**Exercise goal**:
Every entry below must be repeated exactly; skip the pictures.

== Supplied entries ==

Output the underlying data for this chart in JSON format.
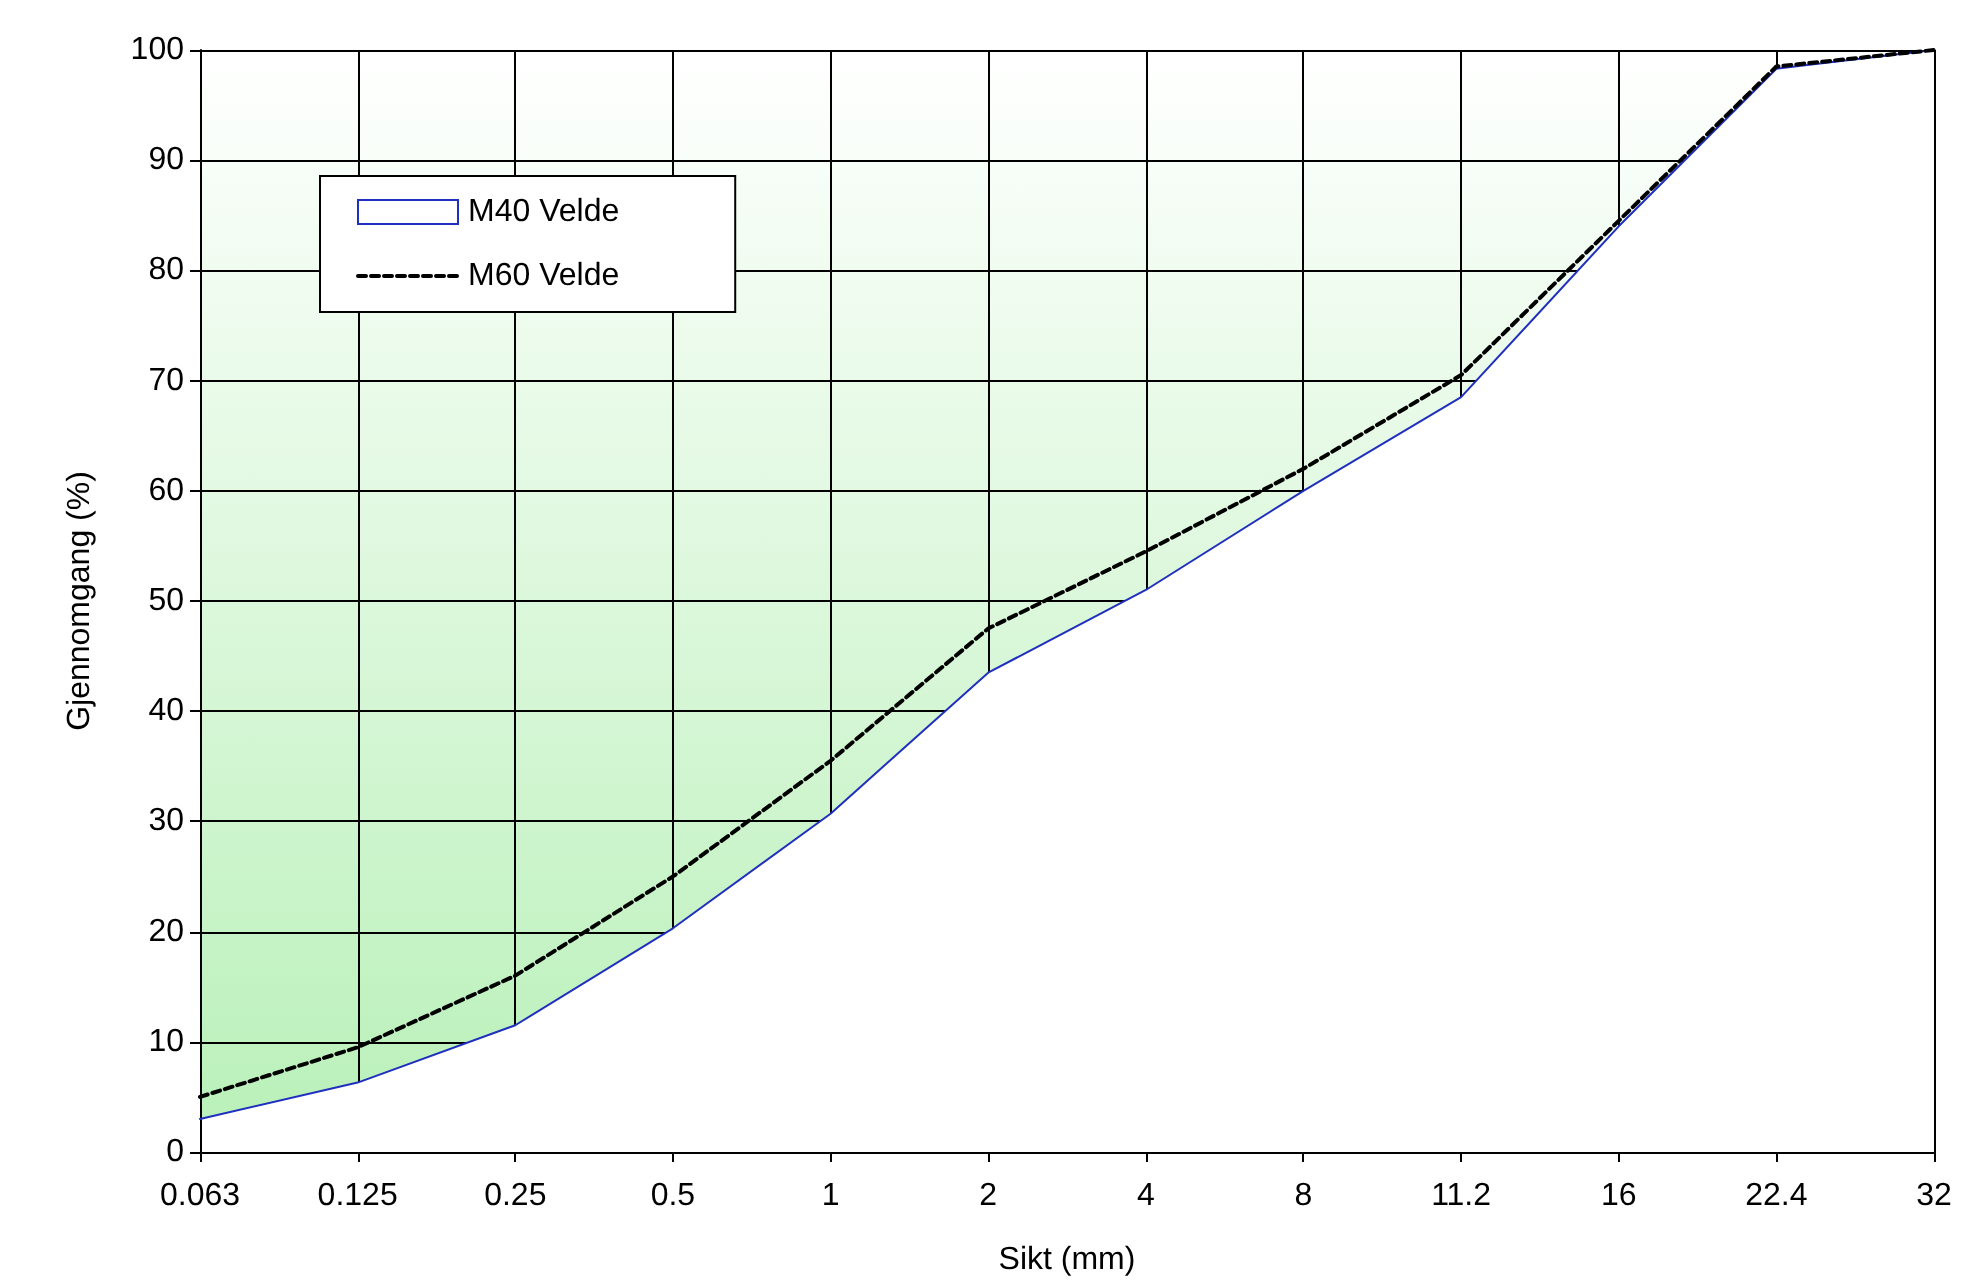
{
  "chart_data": {
    "type": "line",
    "xlabel": "Sikt (mm)",
    "ylabel": "Gjennomgang (%)",
    "categories": [
      "0.063",
      "0.125",
      "0.25",
      "0.5",
      "1",
      "2",
      "4",
      "8",
      "11.2",
      "16",
      "22.4",
      "32"
    ],
    "series": [
      {
        "name": "M40 Velde",
        "type": "area",
        "color": "#1f2fbf",
        "line_style": "solid",
        "values": [
          3,
          6.3,
          11.5,
          20.3,
          30.7,
          43.5,
          51,
          60,
          68.5,
          84,
          98.3,
          100
        ]
      },
      {
        "name": "M60 Velde",
        "color": "#000000",
        "line_style": "dashed",
        "values": [
          5,
          9.5,
          16,
          25,
          35.5,
          47.5,
          54.5,
          62,
          70.5,
          84.5,
          98.5,
          100
        ]
      }
    ],
    "ylim": [
      0,
      100
    ],
    "yticks": [
      0,
      10,
      20,
      30,
      40,
      50,
      60,
      70,
      80,
      90,
      100
    ],
    "grid": true,
    "legend": "top left",
    "marker": "none"
  }
}
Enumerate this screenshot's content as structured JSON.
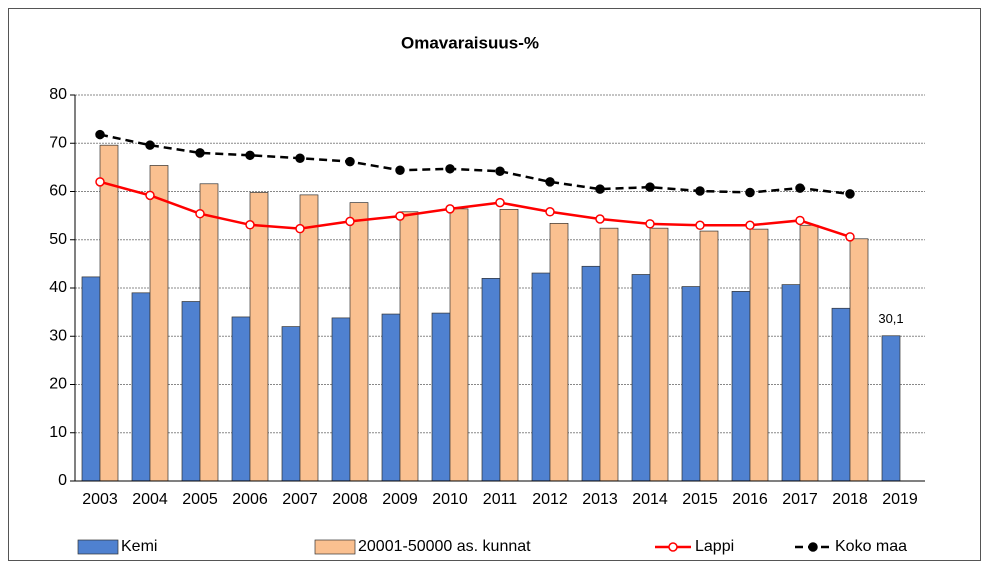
{
  "chart_data": {
    "type": "bar_line",
    "title": "Omavaraisuus-%",
    "categories": [
      "2003",
      "2004",
      "2005",
      "2006",
      "2007",
      "2008",
      "2009",
      "2010",
      "2011",
      "2012",
      "2013",
      "2014",
      "2015",
      "2016",
      "2017",
      "2018",
      "2019"
    ],
    "series": [
      {
        "name": "Kemi",
        "kind": "bar",
        "color": "#4f81d0",
        "values": [
          42.3,
          39,
          37.2,
          34,
          32,
          33.8,
          34.6,
          34.8,
          42,
          43.1,
          44.5,
          42.8,
          40.3,
          39.3,
          40.7,
          35.8,
          30.1
        ],
        "value_labels": [
          null,
          null,
          null,
          null,
          null,
          null,
          null,
          null,
          null,
          null,
          null,
          null,
          null,
          null,
          null,
          null,
          "30,1"
        ]
      },
      {
        "name": "20001-50000 as. kunnat",
        "kind": "bar",
        "color": "#fac090",
        "values": [
          69.6,
          65.4,
          61.6,
          59.8,
          59.3,
          57.7,
          55.8,
          56.4,
          56.3,
          53.4,
          52.4,
          52.4,
          51.8,
          52.2,
          53,
          50.2,
          null
        ]
      },
      {
        "name": "Lappi",
        "kind": "line",
        "color": "#ff0000",
        "values": [
          62,
          59.2,
          55.4,
          53.1,
          52.3,
          53.8,
          54.9,
          56.4,
          57.7,
          55.8,
          54.3,
          53.3,
          53,
          53,
          54,
          50.6,
          null
        ]
      },
      {
        "name": "Koko maa",
        "kind": "line",
        "color": "#000000",
        "dashed": true,
        "values": [
          71.8,
          69.6,
          68,
          67.5,
          66.9,
          66.2,
          64.4,
          64.7,
          64.2,
          62,
          60.5,
          60.9,
          60.1,
          59.8,
          60.7,
          59.5,
          null
        ]
      }
    ],
    "ylim": [
      0,
      80
    ],
    "yticks": [
      0,
      10,
      20,
      30,
      40,
      50,
      60,
      70,
      80
    ],
    "grid": true,
    "legend": "bottom"
  }
}
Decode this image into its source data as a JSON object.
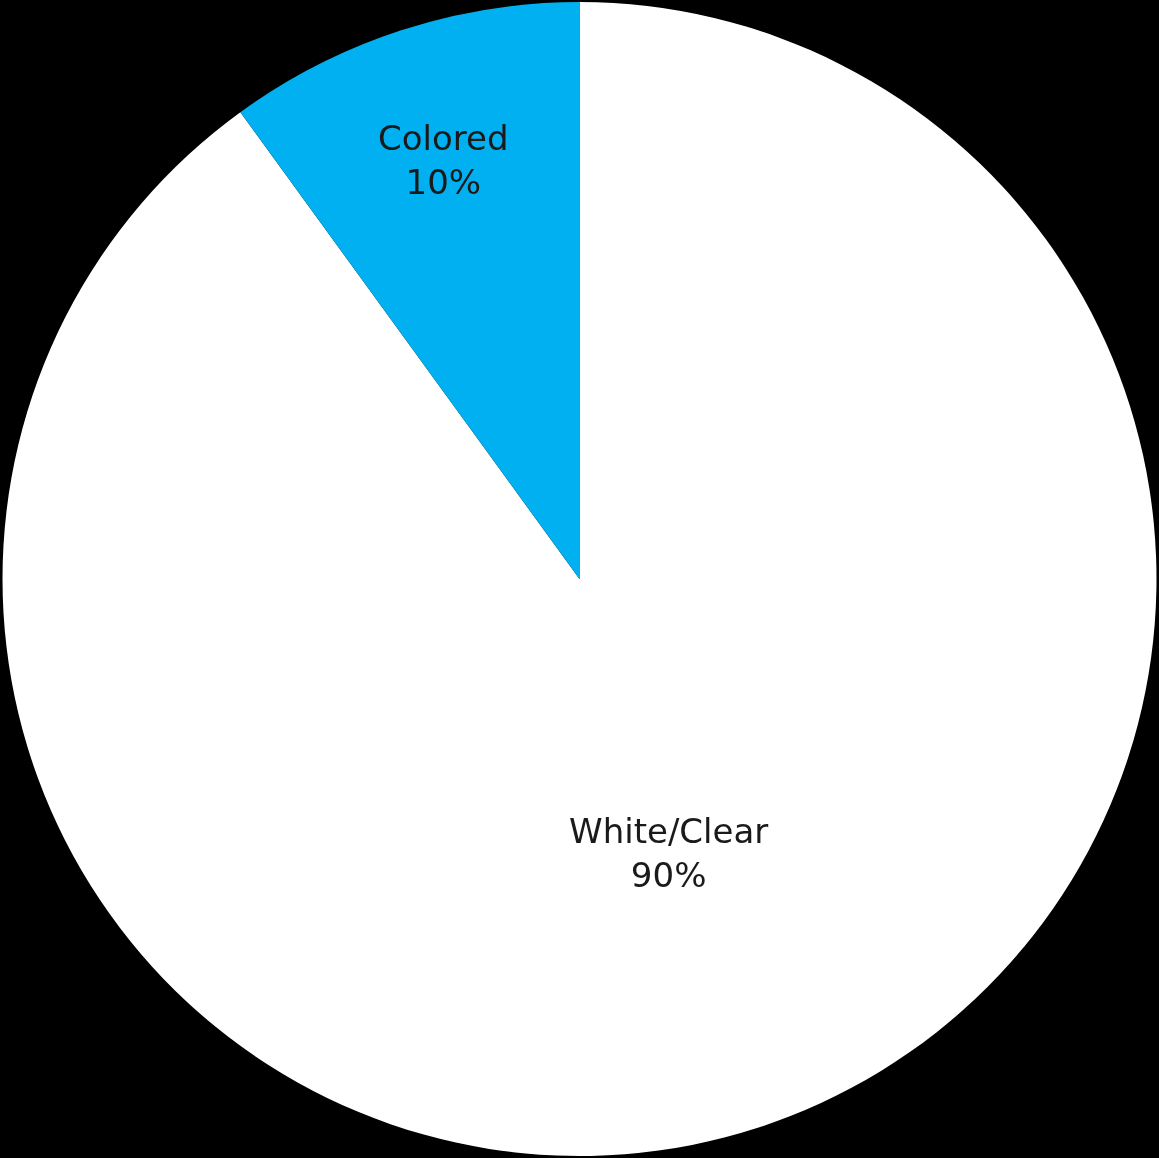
{
  "chart_data": {
    "type": "pie",
    "categories": [
      "White/Clear",
      "Colored"
    ],
    "values": [
      90,
      10
    ],
    "colors": [
      "#ffffff",
      "#00b0f0"
    ],
    "value_labels": [
      "90%",
      "10%"
    ]
  }
}
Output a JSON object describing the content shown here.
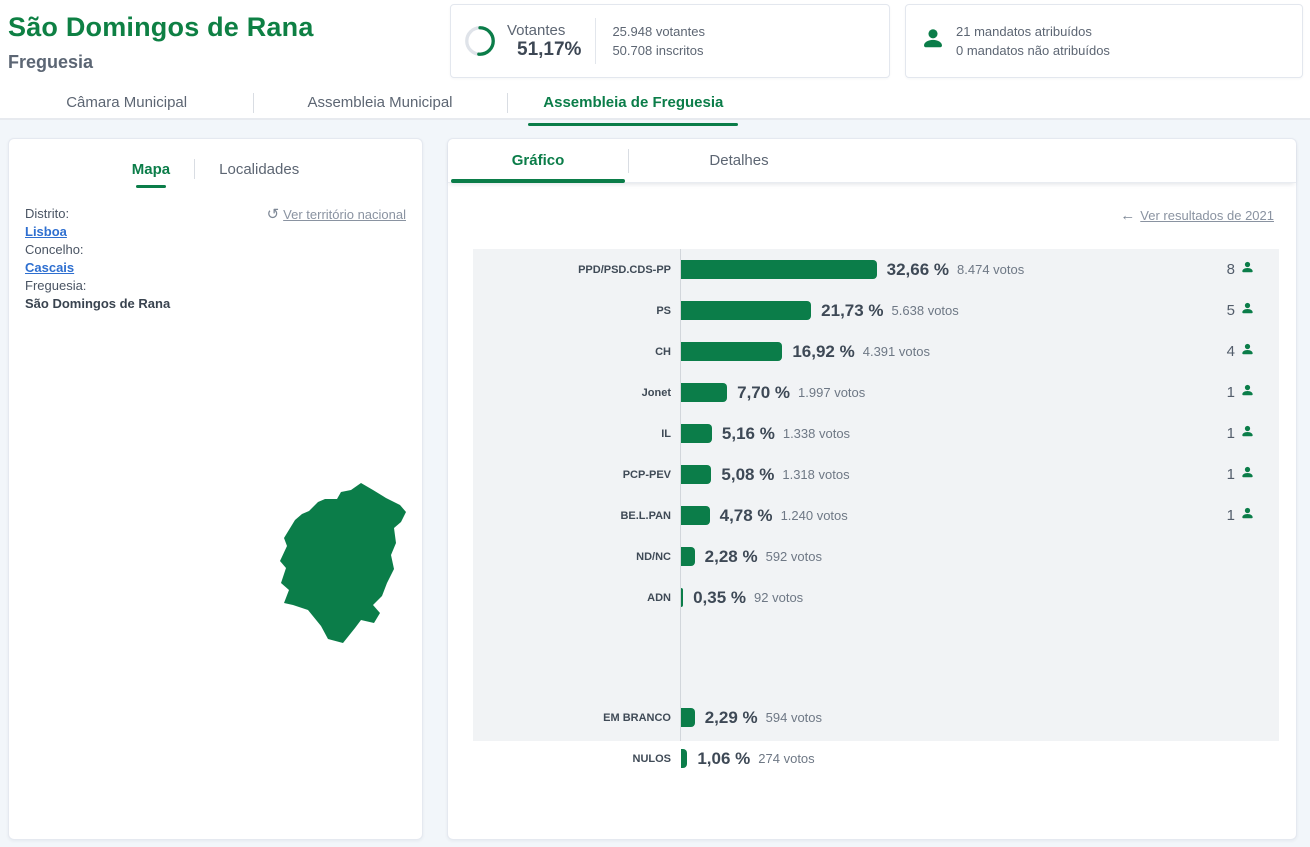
{
  "page": {
    "title": "São Domingos de Rana",
    "subtitle": "Freguesia"
  },
  "turnout": {
    "label": "Votantes",
    "percent": "51,17%",
    "percent_value": 51.17,
    "voters": "25.948 votantes",
    "registered": "50.708 inscritos"
  },
  "mandates": {
    "assigned": "21 mandatos atribuídos",
    "unassigned": "0 mandatos não atribuídos"
  },
  "main_tabs": [
    {
      "label": "Câmara Municipal",
      "active": false
    },
    {
      "label": "Assembleia Municipal",
      "active": false
    },
    {
      "label": "Assembleia de Freguesia",
      "active": true
    }
  ],
  "left_panel": {
    "tabs": [
      {
        "label": "Mapa",
        "active": true
      },
      {
        "label": "Localidades",
        "active": false
      }
    ],
    "reset_link": "Ver território nacional",
    "fields": [
      {
        "label": "Distrito:",
        "value": "Lisboa",
        "is_link": true
      },
      {
        "label": "Concelho:",
        "value": "Cascais",
        "is_link": true
      },
      {
        "label": "Freguesia:",
        "value": "São Domingos de Rana",
        "is_link": false
      }
    ]
  },
  "right_panel": {
    "tabs": [
      {
        "label": "Gráfico",
        "active": true
      },
      {
        "label": "Detalhes",
        "active": false
      }
    ],
    "back_link": "Ver resultados de 2021"
  },
  "chart_data": {
    "type": "bar",
    "orientation": "horizontal",
    "xlim": [
      0,
      100
    ],
    "value_unit": "percent of votes",
    "parties": [
      {
        "label": "PPD/PSD.CDS-PP",
        "percent": 32.66,
        "percent_label": "32,66 %",
        "votes": "8.474 votos",
        "mandates": 8
      },
      {
        "label": "PS",
        "percent": 21.73,
        "percent_label": "21,73 %",
        "votes": "5.638 votos",
        "mandates": 5
      },
      {
        "label": "CH",
        "percent": 16.92,
        "percent_label": "16,92 %",
        "votes": "4.391 votos",
        "mandates": 4
      },
      {
        "label": "Jonet",
        "percent": 7.7,
        "percent_label": "7,70 %",
        "votes": "1.997 votos",
        "mandates": 1
      },
      {
        "label": "IL",
        "percent": 5.16,
        "percent_label": "5,16 %",
        "votes": "1.338 votos",
        "mandates": 1
      },
      {
        "label": "PCP-PEV",
        "percent": 5.08,
        "percent_label": "5,08 %",
        "votes": "1.318 votos",
        "mandates": 1
      },
      {
        "label": "BE.L.PAN",
        "percent": 4.78,
        "percent_label": "4,78 %",
        "votes": "1.240 votos",
        "mandates": 1
      },
      {
        "label": "ND/NC",
        "percent": 2.28,
        "percent_label": "2,28 %",
        "votes": "592 votos",
        "mandates": null
      },
      {
        "label": "ADN",
        "percent": 0.35,
        "percent_label": "0,35 %",
        "votes": "92 votos",
        "mandates": null
      }
    ],
    "other": [
      {
        "label": "EM BRANCO",
        "percent": 2.29,
        "percent_label": "2,29 %",
        "votes": "594 votos",
        "mandates": null
      },
      {
        "label": "NULOS",
        "percent": 1.06,
        "percent_label": "1,06 %",
        "votes": "274 votos",
        "mandates": null
      }
    ]
  },
  "colors": {
    "accent_green": "#0b7d49",
    "title_green": "#0e8044",
    "link_blue": "#2e6fd0",
    "muted_text": "#8a93a1",
    "plot_background": "#f1f3f5"
  }
}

===

**Complete answer**:
Output the underlying data for this chart in JSON format.
{
  "chart_data": {
    "type": "line",
    "xlabel": "Sikt (mm)",
    "ylabel": "Gjennomgang (%)",
    "categories": [
      "0.063",
      "0.125",
      "0.25",
      "0.5",
      "1",
      "2",
      "4",
      "8",
      "11.2",
      "16",
      "22.4",
      "32"
    ],
    "series": [
      {
        "name": "M40 Velde",
        "type": "area",
        "color": "#1f2fbf",
        "line_style": "solid",
        "values": [
          3,
          6.3,
          11.5,
          20.3,
          30.7,
          43.5,
          51,
          60,
          68.5,
          84,
          98.3,
          100
        ]
      },
      {
        "name": "M60 Velde",
        "color": "#000000",
        "line_style": "dashed",
        "values": [
          5,
          9.5,
          16,
          25,
          35.5,
          47.5,
          54.5,
          62,
          70.5,
          84.5,
          98.5,
          100
        ]
      }
    ],
    "ylim": [
      0,
      100
    ],
    "yticks": [
      0,
      10,
      20,
      30,
      40,
      50,
      60,
      70,
      80,
      90,
      100
    ],
    "grid": true,
    "legend": "top left",
    "marker": "none"
  }
}
Enumerate this screenshot's content as structured JSON.
{
  "chart_data": {
    "type": "bar_line",
    "title": "Omavaraisuus-%",
    "categories": [
      "2003",
      "2004",
      "2005",
      "2006",
      "2007",
      "2008",
      "2009",
      "2010",
      "2011",
      "2012",
      "2013",
      "2014",
      "2015",
      "2016",
      "2017",
      "2018",
      "2019"
    ],
    "series": [
      {
        "name": "Kemi",
        "kind": "bar",
        "color": "#4f81d0",
        "values": [
          42.3,
          39,
          37.2,
          34,
          32,
          33.8,
          34.6,
          34.8,
          42,
          43.1,
          44.5,
          42.8,
          40.3,
          39.3,
          40.7,
          35.8,
          30.1
        ],
        "value_labels": [
          null,
          null,
          null,
          null,
          null,
          null,
          null,
          null,
          null,
          null,
          null,
          null,
          null,
          null,
          null,
          null,
          "30,1"
        ]
      },
      {
        "name": "20001-50000 as. kunnat",
        "kind": "bar",
        "color": "#fac090",
        "values": [
          69.6,
          65.4,
          61.6,
          59.8,
          59.3,
          57.7,
          55.8,
          56.4,
          56.3,
          53.4,
          52.4,
          52.4,
          51.8,
          52.2,
          53,
          50.2,
          null
        ]
      },
      {
        "name": "Lappi",
        "kind": "line",
        "color": "#ff0000",
        "values": [
          62,
          59.2,
          55.4,
          53.1,
          52.3,
          53.8,
          54.9,
          56.4,
          57.7,
          55.8,
          54.3,
          53.3,
          53,
          53,
          54,
          50.6,
          null
        ]
      },
      {
        "name": "Koko maa",
        "kind": "line",
        "color": "#000000",
        "dashed": true,
        "values": [
          71.8,
          69.6,
          68,
          67.5,
          66.9,
          66.2,
          64.4,
          64.7,
          64.2,
          62,
          60.5,
          60.9,
          60.1,
          59.8,
          60.7,
          59.5,
          null
        ]
      }
    ],
    "ylim": [
      0,
      80
    ],
    "yticks": [
      0,
      10,
      20,
      30,
      40,
      50,
      60,
      70,
      80
    ],
    "grid": true,
    "legend": "bottom"
  }
}
Decode this image into its source data as a JSON object.
{
  "chart_data": {
    "type": "pie",
    "categories": [
      "White/Clear",
      "Colored"
    ],
    "values": [
      90,
      10
    ],
    "colors": [
      "#ffffff",
      "#00b0f0"
    ],
    "value_labels": [
      "90%",
      "10%"
    ]
  }
}
Output a JSON object describing the content shown here.
{
  "page": {
    "title": "São Domingos de Rana",
    "subtitle": "Freguesia"
  },
  "turnout": {
    "label": "Votantes",
    "percent": "51,17%",
    "percent_value": 51.17,
    "voters": "25.948 votantes",
    "registered": "50.708 inscritos"
  },
  "mandates": {
    "assigned": "21 mandatos atribuídos",
    "unassigned": "0 mandatos não atribuídos"
  },
  "main_tabs": [
    {
      "label": "Câmara Municipal",
      "active": false
    },
    {
      "label": "Assembleia Municipal",
      "active": false
    },
    {
      "label": "Assembleia de Freguesia",
      "active": true
    }
  ],
  "left_panel": {
    "tabs": [
      {
        "label": "Mapa",
        "active": true
      },
      {
        "label": "Localidades",
        "active": false
      }
    ],
    "reset_link": "Ver território nacional",
    "fields": [
      {
        "label": "Distrito:",
        "value": "Lisboa",
        "is_link": true
      },
      {
        "label": "Concelho:",
        "value": "Cascais",
        "is_link": true
      },
      {
        "label": "Freguesia:",
        "value": "São Domingos de Rana",
        "is_link": false
      }
    ]
  },
  "right_panel": {
    "tabs": [
      {
        "label": "Gráfico",
        "active": true
      },
      {
        "label": "Detalhes",
        "active": false
      }
    ],
    "back_link": "Ver resultados de 2021"
  },
  "chart_data": {
    "type": "bar",
    "orientation": "horizontal",
    "xlim": [
      0,
      100
    ],
    "value_unit": "percent of votes",
    "parties": [
      {
        "label": "PPD/PSD.CDS-PP",
        "percent": 32.66,
        "percent_label": "32,66 %",
        "votes": "8.474 votos",
        "mandates": 8
      },
      {
        "label": "PS",
        "percent": 21.73,
        "percent_label": "21,73 %",
        "votes": "5.638 votos",
        "mandates": 5
      },
      {
        "label": "CH",
        "percent": 16.92,
        "percent_label": "16,92 %",
        "votes": "4.391 votos",
        "mandates": 4
      },
      {
        "label": "Jonet",
        "percent": 7.7,
        "percent_label": "7,70 %",
        "votes": "1.997 votos",
        "mandates": 1
      },
      {
        "label": "IL",
        "percent": 5.16,
        "percent_label": "5,16 %",
        "votes": "1.338 votos",
        "mandates": 1
      },
      {
        "label": "PCP-PEV",
        "percent": 5.08,
        "percent_label": "5,08 %",
        "votes": "1.318 votos",
        "mandates": 1
      },
      {
        "label": "BE.L.PAN",
        "percent": 4.78,
        "percent_label": "4,78 %",
        "votes": "1.240 votos",
        "mandates": 1
      },
      {
        "label": "ND/NC",
        "percent": 2.28,
        "percent_label": "2,28 %",
        "votes": "592 votos",
        "mandates": null
      },
      {
        "label": "ADN",
        "percent": 0.35,
        "percent_label": "0,35 %",
        "votes": "92 votos",
        "mandates": null
      }
    ],
    "other": [
      {
        "label": "EM BRANCO",
        "percent": 2.29,
        "percent_label": "2,29 %",
        "votes": "594 votos",
        "mandates": null
      },
      {
        "label": "NULOS",
        "percent": 1.06,
        "percent_label": "1,06 %",
        "votes": "274 votos",
        "mandates": null
      }
    ]
  },
  "colors": {
    "accent_green": "#0b7d49",
    "title_green": "#0e8044",
    "link_blue": "#2e6fd0",
    "muted_text": "#8a93a1",
    "plot_background": "#f1f3f5"
  }
}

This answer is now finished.